SHORT EXERCISE:
Give back all the data exactly, line by line.

DATA PROVIDED:
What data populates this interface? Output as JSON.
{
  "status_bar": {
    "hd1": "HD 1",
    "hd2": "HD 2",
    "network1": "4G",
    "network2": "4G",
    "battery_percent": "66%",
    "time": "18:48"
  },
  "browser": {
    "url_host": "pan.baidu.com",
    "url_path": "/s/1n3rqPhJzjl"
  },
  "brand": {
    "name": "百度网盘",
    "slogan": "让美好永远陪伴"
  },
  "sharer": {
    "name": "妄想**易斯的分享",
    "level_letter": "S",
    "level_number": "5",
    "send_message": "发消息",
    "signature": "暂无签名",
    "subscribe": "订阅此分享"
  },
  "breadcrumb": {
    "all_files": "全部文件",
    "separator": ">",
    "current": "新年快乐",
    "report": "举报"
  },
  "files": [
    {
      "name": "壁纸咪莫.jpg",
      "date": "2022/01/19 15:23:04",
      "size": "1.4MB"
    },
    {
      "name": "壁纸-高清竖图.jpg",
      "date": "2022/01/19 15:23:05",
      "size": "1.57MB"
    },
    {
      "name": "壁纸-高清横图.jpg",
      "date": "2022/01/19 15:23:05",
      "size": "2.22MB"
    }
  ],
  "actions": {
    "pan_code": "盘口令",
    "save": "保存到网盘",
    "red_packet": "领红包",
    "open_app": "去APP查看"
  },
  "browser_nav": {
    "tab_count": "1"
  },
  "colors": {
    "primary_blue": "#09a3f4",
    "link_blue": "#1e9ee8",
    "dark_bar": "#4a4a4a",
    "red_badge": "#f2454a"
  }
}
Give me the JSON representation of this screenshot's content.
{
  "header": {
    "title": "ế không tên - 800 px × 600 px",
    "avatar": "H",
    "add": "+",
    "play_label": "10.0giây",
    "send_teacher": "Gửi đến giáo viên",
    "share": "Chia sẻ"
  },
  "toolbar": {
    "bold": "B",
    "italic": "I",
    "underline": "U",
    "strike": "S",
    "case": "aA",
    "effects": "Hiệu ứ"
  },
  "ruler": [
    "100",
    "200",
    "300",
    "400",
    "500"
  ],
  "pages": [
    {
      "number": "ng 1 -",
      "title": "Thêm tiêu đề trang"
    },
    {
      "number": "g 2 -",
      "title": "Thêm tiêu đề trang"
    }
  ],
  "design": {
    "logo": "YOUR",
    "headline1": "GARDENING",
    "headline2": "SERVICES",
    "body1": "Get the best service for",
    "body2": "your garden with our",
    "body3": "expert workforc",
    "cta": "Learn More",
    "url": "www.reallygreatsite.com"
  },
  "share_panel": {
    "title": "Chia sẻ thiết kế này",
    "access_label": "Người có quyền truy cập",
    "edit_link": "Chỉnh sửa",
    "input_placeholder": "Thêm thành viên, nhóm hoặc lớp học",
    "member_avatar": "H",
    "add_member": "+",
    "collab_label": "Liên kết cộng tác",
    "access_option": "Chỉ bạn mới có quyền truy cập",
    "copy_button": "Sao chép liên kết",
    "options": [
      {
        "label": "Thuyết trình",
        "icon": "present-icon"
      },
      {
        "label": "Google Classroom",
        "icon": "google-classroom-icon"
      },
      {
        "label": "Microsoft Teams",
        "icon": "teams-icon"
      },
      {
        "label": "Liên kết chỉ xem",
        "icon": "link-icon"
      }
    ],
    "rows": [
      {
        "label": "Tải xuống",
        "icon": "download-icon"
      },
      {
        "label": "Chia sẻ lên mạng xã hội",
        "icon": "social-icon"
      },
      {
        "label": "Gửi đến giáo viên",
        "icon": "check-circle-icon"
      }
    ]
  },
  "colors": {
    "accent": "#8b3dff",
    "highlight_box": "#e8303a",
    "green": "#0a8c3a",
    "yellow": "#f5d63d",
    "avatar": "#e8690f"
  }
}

SOLUTION FOR THIS PROBLEM:
What data populates this interface? Output as JSON.
{
  "status_bar": {
    "hd1": "HD 1",
    "hd2": "HD 2",
    "network1": "4G",
    "network2": "4G",
    "battery_percent": "66%",
    "time": "18:48"
  },
  "browser": {
    "url_host": "pan.baidu.com",
    "url_path": "/s/1n3rqPhJzjl"
  },
  "brand": {
    "name": "百度网盘",
    "slogan": "让美好永远陪伴"
  },
  "sharer": {
    "name": "妄想**易斯的分享",
    "level_letter": "S",
    "level_number": "5",
    "send_message": "发消息",
    "signature": "暂无签名",
    "subscribe": "订阅此分享"
  },
  "breadcrumb": {
    "all_files": "全部文件",
    "separator": ">",
    "current": "新年快乐",
    "report": "举报"
  },
  "files": [
    {
      "name": "壁纸咪莫.jpg",
      "date": "2022/01/19 15:23:04",
      "size": "1.4MB"
    },
    {
      "name": "壁纸-高清竖图.jpg",
      "date": "2022/01/19 15:23:05",
      "size": "1.57MB"
    },
    {
      "name": "壁纸-高清横图.jpg",
      "date": "2022/01/19 15:23:05",
      "size": "2.22MB"
    }
  ],
  "actions": {
    "pan_code": "盘口令",
    "save": "保存到网盘",
    "red_packet": "领红包",
    "open_app": "去APP查看"
  },
  "browser_nav": {
    "tab_count": "1"
  },
  "colors": {
    "primary_blue": "#09a3f4",
    "link_blue": "#1e9ee8",
    "dark_bar": "#4a4a4a",
    "red_badge": "#f2454a"
  }
}
Give me the JSON representation of this screenshot's content.
{
  "header": {
    "title": "ế không tên - 800 px × 600 px",
    "avatar": "H",
    "add": "+",
    "play_label": "10.0giây",
    "send_teacher": "Gửi đến giáo viên",
    "share": "Chia sẻ"
  },
  "toolbar": {
    "bold": "B",
    "italic": "I",
    "underline": "U",
    "strike": "S",
    "case": "aA",
    "effects": "Hiệu ứ"
  },
  "ruler": [
    "100",
    "200",
    "300",
    "400",
    "500"
  ],
  "pages": [
    {
      "number": "ng 1 -",
      "title": "Thêm tiêu đề trang"
    },
    {
      "number": "g 2 -",
      "title": "Thêm tiêu đề trang"
    }
  ],
  "design": {
    "logo": "YOUR",
    "headline1": "GARDENING",
    "headline2": "SERVICES",
    "body1": "Get the best service for",
    "body2": "your garden with our",
    "body3": "expert workforc",
    "cta": "Learn More",
    "url": "www.reallygreatsite.com"
  },
  "share_panel": {
    "title": "Chia sẻ thiết kế này",
    "access_label": "Người có quyền truy cập",
    "edit_link": "Chỉnh sửa",
    "input_placeholder": "Thêm thành viên, nhóm hoặc lớp học",
    "member_avatar": "H",
    "add_member": "+",
    "collab_label": "Liên kết cộng tác",
    "access_option": "Chỉ bạn mới có quyền truy cập",
    "copy_button": "Sao chép liên kết",
    "options": [
      {
        "label": "Thuyết trình",
        "icon": "present-icon"
      },
      {
        "label": "Google Classroom",
        "icon": "google-classroom-icon"
      },
      {
        "label": "Microsoft Teams",
        "icon": "teams-icon"
      },
      {
        "label": "Liên kết chỉ xem",
        "icon": "link-icon"
      }
    ],
    "rows": [
      {
        "label": "Tải xuống",
        "icon": "download-icon"
      },
      {
        "label": "Chia sẻ lên mạng xã hội",
        "icon": "social-icon"
      },
      {
        "label": "Gửi đến giáo viên",
        "icon": "check-circle-icon"
      }
    ]
  },
  "colors": {
    "accent": "#8b3dff",
    "highlight_box": "#e8303a",
    "green": "#0a8c3a",
    "yellow": "#f5d63d",
    "avatar": "#e8690f"
  }
}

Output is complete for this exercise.